#### [Tâche]
Renvoyez chacune des entrées ci-dessous à l'identique, ligne par ligne, sans rien modifier.

☆ ☆ ☆ ☆ ☆ ☆ ☆

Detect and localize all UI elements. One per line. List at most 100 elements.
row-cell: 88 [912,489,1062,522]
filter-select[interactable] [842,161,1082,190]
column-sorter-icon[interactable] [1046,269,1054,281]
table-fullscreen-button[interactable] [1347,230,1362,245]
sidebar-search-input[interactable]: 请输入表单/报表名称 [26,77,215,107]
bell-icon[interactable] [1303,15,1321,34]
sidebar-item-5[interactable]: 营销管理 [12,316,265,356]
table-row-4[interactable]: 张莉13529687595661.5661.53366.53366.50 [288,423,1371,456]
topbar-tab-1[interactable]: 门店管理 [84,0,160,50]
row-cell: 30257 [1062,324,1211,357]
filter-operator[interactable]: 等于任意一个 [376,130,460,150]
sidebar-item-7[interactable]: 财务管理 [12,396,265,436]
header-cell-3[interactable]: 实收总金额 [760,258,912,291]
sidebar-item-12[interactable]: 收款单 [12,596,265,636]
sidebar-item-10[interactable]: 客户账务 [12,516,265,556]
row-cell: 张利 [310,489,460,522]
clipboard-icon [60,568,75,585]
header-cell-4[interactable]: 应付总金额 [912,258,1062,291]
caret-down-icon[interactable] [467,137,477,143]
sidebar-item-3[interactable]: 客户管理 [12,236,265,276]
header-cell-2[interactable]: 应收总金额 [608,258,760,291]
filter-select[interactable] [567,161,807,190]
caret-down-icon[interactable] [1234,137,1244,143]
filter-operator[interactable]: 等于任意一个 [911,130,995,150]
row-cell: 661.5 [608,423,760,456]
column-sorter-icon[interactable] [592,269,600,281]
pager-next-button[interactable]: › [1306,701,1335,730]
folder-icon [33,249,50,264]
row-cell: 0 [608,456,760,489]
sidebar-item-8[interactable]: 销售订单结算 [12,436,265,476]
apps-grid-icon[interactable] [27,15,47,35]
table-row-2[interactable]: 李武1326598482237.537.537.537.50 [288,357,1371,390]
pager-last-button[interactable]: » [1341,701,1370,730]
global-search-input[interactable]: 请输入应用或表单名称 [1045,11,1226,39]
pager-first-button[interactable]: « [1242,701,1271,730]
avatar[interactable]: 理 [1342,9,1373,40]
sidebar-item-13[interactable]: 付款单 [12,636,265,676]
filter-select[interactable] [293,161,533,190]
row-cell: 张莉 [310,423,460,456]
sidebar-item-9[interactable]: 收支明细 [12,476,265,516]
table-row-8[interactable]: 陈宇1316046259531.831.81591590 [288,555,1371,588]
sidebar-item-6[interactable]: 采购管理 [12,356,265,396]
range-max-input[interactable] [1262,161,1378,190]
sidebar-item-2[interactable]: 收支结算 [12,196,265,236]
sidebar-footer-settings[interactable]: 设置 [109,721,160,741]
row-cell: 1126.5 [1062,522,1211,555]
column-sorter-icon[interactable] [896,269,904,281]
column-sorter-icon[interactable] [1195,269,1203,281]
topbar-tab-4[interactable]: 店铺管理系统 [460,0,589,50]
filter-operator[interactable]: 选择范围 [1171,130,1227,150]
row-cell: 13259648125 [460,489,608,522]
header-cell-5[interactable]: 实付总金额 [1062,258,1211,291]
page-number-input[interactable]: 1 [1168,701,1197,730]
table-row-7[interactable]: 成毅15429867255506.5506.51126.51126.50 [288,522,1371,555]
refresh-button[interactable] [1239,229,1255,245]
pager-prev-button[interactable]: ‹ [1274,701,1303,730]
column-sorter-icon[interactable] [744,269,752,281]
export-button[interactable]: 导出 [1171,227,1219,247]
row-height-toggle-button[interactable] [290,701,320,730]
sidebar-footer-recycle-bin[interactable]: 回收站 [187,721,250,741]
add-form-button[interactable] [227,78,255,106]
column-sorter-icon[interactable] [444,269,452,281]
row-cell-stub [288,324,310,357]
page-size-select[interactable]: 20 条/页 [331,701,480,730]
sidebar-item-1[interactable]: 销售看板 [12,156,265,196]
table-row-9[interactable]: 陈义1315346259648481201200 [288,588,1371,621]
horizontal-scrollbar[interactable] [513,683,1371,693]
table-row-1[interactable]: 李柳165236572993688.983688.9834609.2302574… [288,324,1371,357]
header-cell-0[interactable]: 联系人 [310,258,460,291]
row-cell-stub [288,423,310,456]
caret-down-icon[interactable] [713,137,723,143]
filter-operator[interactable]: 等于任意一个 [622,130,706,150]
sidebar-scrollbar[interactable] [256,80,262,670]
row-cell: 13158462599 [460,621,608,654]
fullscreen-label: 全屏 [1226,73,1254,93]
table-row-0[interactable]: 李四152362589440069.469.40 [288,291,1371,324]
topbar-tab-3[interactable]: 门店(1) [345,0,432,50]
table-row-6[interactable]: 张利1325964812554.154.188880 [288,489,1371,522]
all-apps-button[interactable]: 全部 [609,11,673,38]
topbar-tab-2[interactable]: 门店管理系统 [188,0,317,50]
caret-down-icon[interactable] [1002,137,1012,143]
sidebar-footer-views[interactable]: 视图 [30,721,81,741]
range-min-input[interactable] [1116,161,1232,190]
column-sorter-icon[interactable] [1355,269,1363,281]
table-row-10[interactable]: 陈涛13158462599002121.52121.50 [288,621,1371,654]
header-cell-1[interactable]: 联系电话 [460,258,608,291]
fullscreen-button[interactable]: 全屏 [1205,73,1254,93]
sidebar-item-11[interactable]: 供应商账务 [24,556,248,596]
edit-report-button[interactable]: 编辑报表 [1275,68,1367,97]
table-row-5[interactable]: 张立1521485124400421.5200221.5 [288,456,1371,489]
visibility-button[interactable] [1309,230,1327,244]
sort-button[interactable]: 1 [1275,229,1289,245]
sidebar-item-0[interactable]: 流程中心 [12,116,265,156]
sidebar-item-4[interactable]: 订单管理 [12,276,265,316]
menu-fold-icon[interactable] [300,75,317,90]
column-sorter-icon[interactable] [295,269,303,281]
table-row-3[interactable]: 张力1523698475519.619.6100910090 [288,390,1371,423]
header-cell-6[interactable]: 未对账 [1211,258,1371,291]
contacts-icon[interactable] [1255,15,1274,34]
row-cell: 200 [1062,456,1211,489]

☆ ☆ ☆ ☆ ☆ ☆ ☆

#### [Résultat ci-dessous]
Detect and localize all UI elements. One per line. List at most 100 elements.
row-cell: 88 [912,489,1062,522]
filter-select[interactable] [842,161,1082,190]
column-sorter-icon[interactable] [1046,269,1054,281]
table-fullscreen-button[interactable] [1347,230,1362,245]
sidebar-search-input[interactable]: 请输入表单/报表名称 [26,77,215,107]
bell-icon[interactable] [1303,15,1321,34]
sidebar-item-5[interactable]: 营销管理 [12,316,265,356]
table-row-4[interactable]: 张莉13529687595661.5661.53366.53366.50 [288,423,1371,456]
topbar-tab-1[interactable]: 门店管理 [84,0,160,50]
row-cell: 30257 [1062,324,1211,357]
filter-operator[interactable]: 等于任意一个 [376,130,460,150]
sidebar-item-7[interactable]: 财务管理 [12,396,265,436]
header-cell-3[interactable]: 实收总金额 [760,258,912,291]
sidebar-item-12[interactable]: 收款单 [12,596,265,636]
sidebar-item-10[interactable]: 客户账务 [12,516,265,556]
row-cell: 张利 [310,489,460,522]
clipboard-icon [60,568,75,585]
header-cell-4[interactable]: 应付总金额 [912,258,1062,291]
caret-down-icon[interactable] [467,137,477,143]
sidebar-item-3[interactable]: 客户管理 [12,236,265,276]
header-cell-2[interactable]: 应收总金额 [608,258,760,291]
filter-select[interactable] [567,161,807,190]
caret-down-icon[interactable] [1234,137,1244,143]
filter-operator[interactable]: 等于任意一个 [911,130,995,150]
row-cell: 661.5 [608,423,760,456]
column-sorter-icon[interactable] [592,269,600,281]
pager-next-button[interactable]: › [1306,701,1335,730]
folder-icon [33,249,50,264]
row-cell: 0 [608,456,760,489]
sidebar-item-8[interactable]: 销售订单结算 [12,436,265,476]
apps-grid-icon[interactable] [27,15,47,35]
table-row-2[interactable]: 李武1326598482237.537.537.537.50 [288,357,1371,390]
pager-last-button[interactable]: » [1341,701,1370,730]
global-search-input[interactable]: 请输入应用或表单名称 [1045,11,1226,39]
pager-first-button[interactable]: « [1242,701,1271,730]
avatar[interactable]: 理 [1342,9,1373,40]
sidebar-item-13[interactable]: 付款单 [12,636,265,676]
filter-select[interactable] [293,161,533,190]
row-cell: 张莉 [310,423,460,456]
sidebar-item-9[interactable]: 收支明细 [12,476,265,516]
table-row-8[interactable]: 陈宇1316046259531.831.81591590 [288,555,1371,588]
sidebar-item-6[interactable]: 采购管理 [12,356,265,396]
range-max-input[interactable] [1262,161,1378,190]
sidebar-item-2[interactable]: 收支结算 [12,196,265,236]
sidebar-footer-settings[interactable]: 设置 [109,721,160,741]
row-cell: 1126.5 [1062,522,1211,555]
column-sorter-icon[interactable] [896,269,904,281]
column-sorter-icon[interactable] [1195,269,1203,281]
topbar-tab-4[interactable]: 店铺管理系统 [460,0,589,50]
filter-operator[interactable]: 选择范围 [1171,130,1227,150]
row-cell: 13259648125 [460,489,608,522]
header-cell-5[interactable]: 实付总金额 [1062,258,1211,291]
page-number-input[interactable]: 1 [1168,701,1197,730]
table-row-7[interactable]: 成毅15429867255506.5506.51126.51126.50 [288,522,1371,555]
refresh-button[interactable] [1239,229,1255,245]
pager-prev-button[interactable]: ‹ [1274,701,1303,730]
column-sorter-icon[interactable] [744,269,752,281]
export-button[interactable]: 导出 [1171,227,1219,247]
row-height-toggle-button[interactable] [290,701,320,730]
sidebar-footer-recycle-bin[interactable]: 回收站 [187,721,250,741]
add-form-button[interactable] [227,78,255,106]
column-sorter-icon[interactable] [444,269,452,281]
row-cell-stub [288,324,310,357]
page-size-select[interactable]: 20 条/页 [331,701,480,730]
sidebar-item-1[interactable]: 销售看板 [12,156,265,196]
table-row-9[interactable]: 陈义1315346259648481201200 [288,588,1371,621]
horizontal-scrollbar[interactable] [513,683,1371,693]
table-row-1[interactable]: 李柳165236572993688.983688.9834609.2302574… [288,324,1371,357]
header-cell-0[interactable]: 联系人 [310,258,460,291]
row-cell-stub [288,423,310,456]
caret-down-icon[interactable] [713,137,723,143]
filter-operator[interactable]: 等于任意一个 [622,130,706,150]
sidebar-scrollbar[interactable] [256,80,262,670]
row-cell: 13158462599 [460,621,608,654]
fullscreen-label: 全屏 [1226,73,1254,93]
table-row-0[interactable]: 李四152362589440069.469.40 [288,291,1371,324]
topbar-tab-3[interactable]: 门店(1) [345,0,432,50]
table-row-6[interactable]: 张利1325964812554.154.188880 [288,489,1371,522]
all-apps-button[interactable]: 全部 [609,11,673,38]
topbar-tab-2[interactable]: 门店管理系统 [188,0,317,50]
caret-down-icon[interactable] [1002,137,1012,143]
sidebar-footer-views[interactable]: 视图 [30,721,81,741]
range-min-input[interactable] [1116,161,1232,190]
column-sorter-icon[interactable] [1355,269,1363,281]
table-row-10[interactable]: 陈涛13158462599002121.52121.50 [288,621,1371,654]
header-cell-1[interactable]: 联系电话 [460,258,608,291]
fullscreen-button[interactable]: 全屏 [1205,73,1254,93]
sidebar-item-11[interactable]: 供应商账务 [24,556,248,596]
edit-report-button[interactable]: 编辑报表 [1275,68,1367,97]
table-row-5[interactable]: 张立1521485124400421.5200221.5 [288,456,1371,489]
visibility-button[interactable] [1309,230,1327,244]
sort-button[interactable]: 1 [1275,229,1289,245]
sidebar-item-0[interactable]: 流程中心 [12,116,265,156]
sidebar-item-4[interactable]: 订单管理 [12,276,265,316]
menu-fold-icon[interactable] [300,75,317,90]
column-sorter-icon[interactable] [295,269,303,281]
table-row-3[interactable]: 张力1523698475519.619.6100910090 [288,390,1371,423]
header-cell-6[interactable]: 未对账 [1211,258,1371,291]
contacts-icon[interactable] [1255,15,1274,34]
row-cell: 200 [1062,456,1211,489]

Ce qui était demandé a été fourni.